───── Supplied data ─────
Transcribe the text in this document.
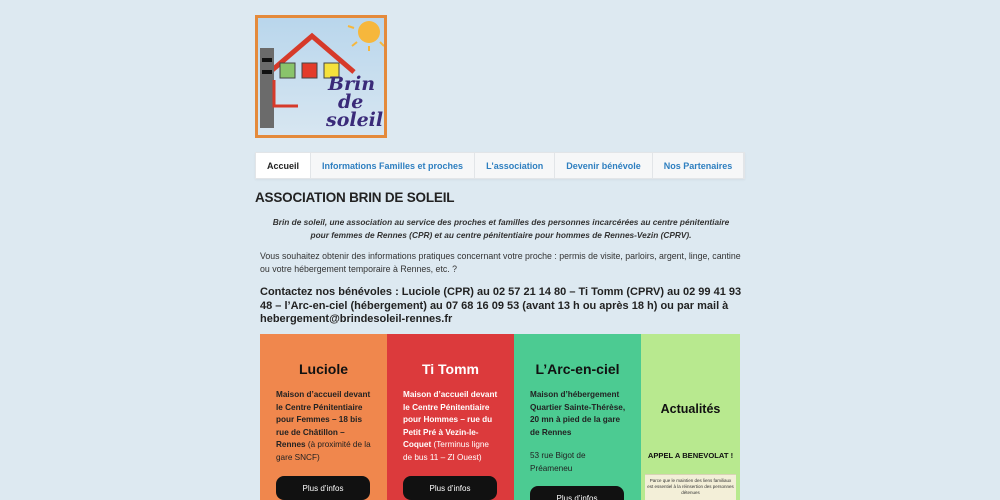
Brin
de
soleil
Accueil	Informations Familles et proches	L'association	Devenir bénévole	Nos Partenaires
ASSOCIATION BRIN DE SOLEIL

Brin de soleil, une association au service des proches et familles des personnes incarcérées au centre pénitentiaire pour femmes de Rennes (CPR) et au centre pénitentiaire pour hommes de Rennes-Vezin (CPRV).

Vous souhaitez obtenir des informations pratiques concernant votre proche : permis de visite, parloirs, argent, linge, cantine ou votre hébergement temporaire à Rennes, etc. ?

Contactez nos bénévoles : Luciole (CPR) au 02 57 21 14 80 – Ti Tomm (CPRV) au 02 99 41 93 48 – l’Arc-en-ciel (hébergement) au 07 68 16 09 53 (avant 13 h ou après 18 h) ou par mail à hebergement@brindesoleil-rennes.fr

Luciole
Maison d’accueil devant le Centre Pénitentiaire pour Femmes – 18 bis rue de Châtillon – Rennes (à proximité de la gare SNCF)
Plus d’infos
Ti Tomm
Maison d’accueil devant le Centre Pénitentiaire pour Hommes – rue du Petit Pré à Vezin-le-Coquet (Terminus ligne de bus 11 – ZI Ouest)
Plus d’infos
L’Arc-en-ciel
Maison d’hébergement Quartier Sainte-Thérèse, 20 mn à pied de la gare de Rennes
53 rue Bigot de Préameneu
Plus d’infos
Actualités
APPEL A BENEVOLAT !
Parce que le maintien des liens familiaux est essentiel à la réinsertion des personnes détenues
─────
Find all lines holding the string "CPRV" and copy them.

Brin de soleil, une association au service des proches et familles des personnes incarcérées au centre pénitentiaire pour femmes de Rennes (CPR) et au centre pénitentiaire pour hommes de Rennes-Vezin (CPRV).
Contactez nos bénévoles : Luciole (CPR) au 02 57 21 14 80 – Ti Tomm (CPRV) au 02 99 41 93 48 – l’Arc-en-ciel (hébergement) au 07 68 16 09 53 (avant 13 h ou après 18 h) ou par mail à hebergement@brindesoleil-rennes.fr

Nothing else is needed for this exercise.